▶ EXERCISE AIM: Please find all lines in the data that hold the string "Regression" and copy them.
—————
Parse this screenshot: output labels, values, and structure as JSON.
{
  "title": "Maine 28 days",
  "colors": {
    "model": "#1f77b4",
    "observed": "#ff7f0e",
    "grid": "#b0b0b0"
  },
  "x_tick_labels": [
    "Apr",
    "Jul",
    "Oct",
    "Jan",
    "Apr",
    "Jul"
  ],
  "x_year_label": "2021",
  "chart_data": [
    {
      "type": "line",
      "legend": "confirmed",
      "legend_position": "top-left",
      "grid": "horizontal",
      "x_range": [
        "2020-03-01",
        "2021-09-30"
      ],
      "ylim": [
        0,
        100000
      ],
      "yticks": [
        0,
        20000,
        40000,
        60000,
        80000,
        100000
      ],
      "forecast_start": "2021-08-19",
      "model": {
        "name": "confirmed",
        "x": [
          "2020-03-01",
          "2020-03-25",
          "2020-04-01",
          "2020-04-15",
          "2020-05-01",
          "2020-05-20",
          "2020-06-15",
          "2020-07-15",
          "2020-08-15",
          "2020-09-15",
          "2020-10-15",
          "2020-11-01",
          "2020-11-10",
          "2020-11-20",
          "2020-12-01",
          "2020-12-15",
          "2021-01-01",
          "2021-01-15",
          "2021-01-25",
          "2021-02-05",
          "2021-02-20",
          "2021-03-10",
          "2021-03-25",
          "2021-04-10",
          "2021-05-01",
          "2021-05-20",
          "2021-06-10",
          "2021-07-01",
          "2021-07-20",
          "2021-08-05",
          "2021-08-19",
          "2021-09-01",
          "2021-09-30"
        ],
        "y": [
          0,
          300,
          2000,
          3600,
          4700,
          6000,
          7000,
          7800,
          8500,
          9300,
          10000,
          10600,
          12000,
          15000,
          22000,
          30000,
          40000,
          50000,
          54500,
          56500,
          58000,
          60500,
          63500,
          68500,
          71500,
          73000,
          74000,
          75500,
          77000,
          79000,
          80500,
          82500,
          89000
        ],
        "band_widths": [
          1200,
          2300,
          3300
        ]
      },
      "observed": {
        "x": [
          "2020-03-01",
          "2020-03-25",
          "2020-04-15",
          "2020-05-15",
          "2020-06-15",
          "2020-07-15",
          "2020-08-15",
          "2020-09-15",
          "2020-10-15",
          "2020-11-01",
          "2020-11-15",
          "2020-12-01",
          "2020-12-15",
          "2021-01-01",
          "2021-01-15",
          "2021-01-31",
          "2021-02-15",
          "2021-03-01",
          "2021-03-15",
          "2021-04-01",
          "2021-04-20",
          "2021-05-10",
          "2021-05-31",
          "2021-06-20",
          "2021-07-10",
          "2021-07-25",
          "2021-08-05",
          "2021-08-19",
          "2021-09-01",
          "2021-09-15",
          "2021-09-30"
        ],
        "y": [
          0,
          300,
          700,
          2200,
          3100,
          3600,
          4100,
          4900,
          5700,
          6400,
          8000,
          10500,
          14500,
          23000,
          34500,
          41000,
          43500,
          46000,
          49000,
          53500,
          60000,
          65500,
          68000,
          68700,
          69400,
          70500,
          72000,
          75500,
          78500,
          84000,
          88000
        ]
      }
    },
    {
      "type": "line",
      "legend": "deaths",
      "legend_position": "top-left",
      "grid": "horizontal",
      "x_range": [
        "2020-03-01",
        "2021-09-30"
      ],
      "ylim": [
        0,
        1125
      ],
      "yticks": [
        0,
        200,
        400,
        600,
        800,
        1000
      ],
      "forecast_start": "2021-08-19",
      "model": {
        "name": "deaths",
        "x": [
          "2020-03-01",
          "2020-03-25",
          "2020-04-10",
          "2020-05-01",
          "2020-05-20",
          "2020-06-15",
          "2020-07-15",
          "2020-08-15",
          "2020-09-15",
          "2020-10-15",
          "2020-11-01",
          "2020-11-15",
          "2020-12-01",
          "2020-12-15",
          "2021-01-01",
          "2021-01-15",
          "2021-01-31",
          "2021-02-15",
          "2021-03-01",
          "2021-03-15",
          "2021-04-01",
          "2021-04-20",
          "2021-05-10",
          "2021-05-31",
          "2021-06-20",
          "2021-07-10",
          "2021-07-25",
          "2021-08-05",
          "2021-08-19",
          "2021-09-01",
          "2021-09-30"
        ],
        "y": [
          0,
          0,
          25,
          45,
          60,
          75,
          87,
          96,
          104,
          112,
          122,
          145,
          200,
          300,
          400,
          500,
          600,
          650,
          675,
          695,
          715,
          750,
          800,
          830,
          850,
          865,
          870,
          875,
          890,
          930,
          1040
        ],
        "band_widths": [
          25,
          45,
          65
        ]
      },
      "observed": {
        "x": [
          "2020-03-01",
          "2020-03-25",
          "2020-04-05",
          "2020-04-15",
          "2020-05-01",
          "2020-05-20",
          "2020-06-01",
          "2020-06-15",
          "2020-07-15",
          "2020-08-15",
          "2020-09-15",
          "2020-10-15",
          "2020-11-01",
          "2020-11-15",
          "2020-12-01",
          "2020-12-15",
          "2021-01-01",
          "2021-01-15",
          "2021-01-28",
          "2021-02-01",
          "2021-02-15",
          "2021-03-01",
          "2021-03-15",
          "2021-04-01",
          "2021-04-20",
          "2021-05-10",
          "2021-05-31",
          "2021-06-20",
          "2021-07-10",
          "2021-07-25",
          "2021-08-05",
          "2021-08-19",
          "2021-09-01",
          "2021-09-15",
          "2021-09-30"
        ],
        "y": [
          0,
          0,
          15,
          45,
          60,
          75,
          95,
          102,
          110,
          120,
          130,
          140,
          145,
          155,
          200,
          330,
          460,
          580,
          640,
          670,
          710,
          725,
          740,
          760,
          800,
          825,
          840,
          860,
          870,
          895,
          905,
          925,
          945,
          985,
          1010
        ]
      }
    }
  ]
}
—————
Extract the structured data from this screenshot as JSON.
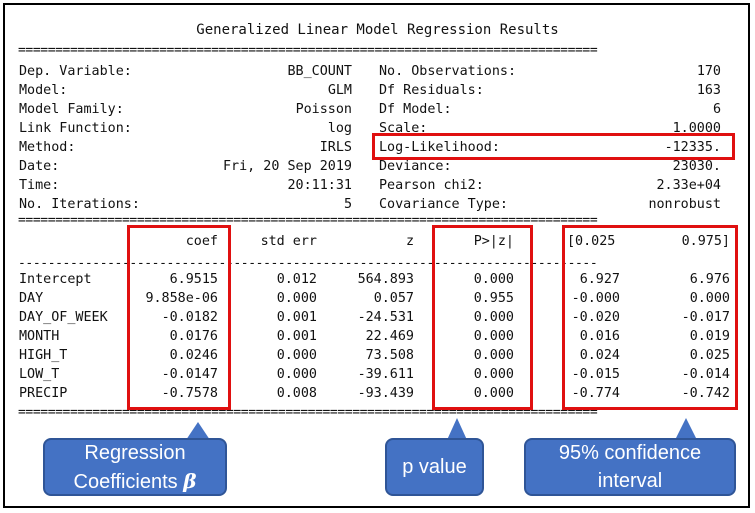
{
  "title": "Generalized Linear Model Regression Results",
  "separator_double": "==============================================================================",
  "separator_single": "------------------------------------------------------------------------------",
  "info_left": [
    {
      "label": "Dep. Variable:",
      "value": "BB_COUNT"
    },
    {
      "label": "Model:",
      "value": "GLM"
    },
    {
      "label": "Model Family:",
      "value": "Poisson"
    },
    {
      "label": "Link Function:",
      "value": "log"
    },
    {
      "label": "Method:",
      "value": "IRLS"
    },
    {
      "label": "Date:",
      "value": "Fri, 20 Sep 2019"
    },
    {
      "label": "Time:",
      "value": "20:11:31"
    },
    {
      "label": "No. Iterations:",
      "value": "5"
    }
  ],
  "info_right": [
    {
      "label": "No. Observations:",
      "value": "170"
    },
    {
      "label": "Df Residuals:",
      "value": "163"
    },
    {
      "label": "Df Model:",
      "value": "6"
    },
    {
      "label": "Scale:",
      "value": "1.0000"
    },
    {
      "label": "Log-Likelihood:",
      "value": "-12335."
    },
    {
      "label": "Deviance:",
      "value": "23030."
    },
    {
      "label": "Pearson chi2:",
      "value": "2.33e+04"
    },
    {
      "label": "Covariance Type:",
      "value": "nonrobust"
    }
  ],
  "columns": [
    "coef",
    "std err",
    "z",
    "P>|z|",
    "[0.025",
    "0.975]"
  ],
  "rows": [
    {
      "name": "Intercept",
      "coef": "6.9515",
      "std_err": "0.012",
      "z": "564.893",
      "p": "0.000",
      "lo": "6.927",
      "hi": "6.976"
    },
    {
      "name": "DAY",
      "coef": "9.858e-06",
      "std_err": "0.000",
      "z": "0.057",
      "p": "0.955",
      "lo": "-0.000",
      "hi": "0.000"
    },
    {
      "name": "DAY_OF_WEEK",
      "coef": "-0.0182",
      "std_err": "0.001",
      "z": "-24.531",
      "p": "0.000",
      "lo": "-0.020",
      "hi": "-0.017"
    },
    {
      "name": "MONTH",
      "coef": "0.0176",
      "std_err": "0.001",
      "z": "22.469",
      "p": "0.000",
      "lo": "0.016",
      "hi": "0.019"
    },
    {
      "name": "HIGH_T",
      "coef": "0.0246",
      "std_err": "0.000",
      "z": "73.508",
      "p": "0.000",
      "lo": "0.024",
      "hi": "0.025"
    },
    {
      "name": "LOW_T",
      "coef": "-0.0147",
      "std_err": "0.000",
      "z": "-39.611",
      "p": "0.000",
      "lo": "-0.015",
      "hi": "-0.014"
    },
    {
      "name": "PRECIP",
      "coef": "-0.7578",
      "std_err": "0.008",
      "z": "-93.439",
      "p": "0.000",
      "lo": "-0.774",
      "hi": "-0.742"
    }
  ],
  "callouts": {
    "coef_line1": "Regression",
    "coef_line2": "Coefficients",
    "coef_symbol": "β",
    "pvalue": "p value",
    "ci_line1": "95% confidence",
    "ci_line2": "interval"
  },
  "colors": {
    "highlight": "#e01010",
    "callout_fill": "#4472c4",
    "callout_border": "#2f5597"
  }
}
—————
▶ SOLVED EXERCISE:
  "title": "Generalized Linear Model Regression Results",
    "coef_line1": "Regression",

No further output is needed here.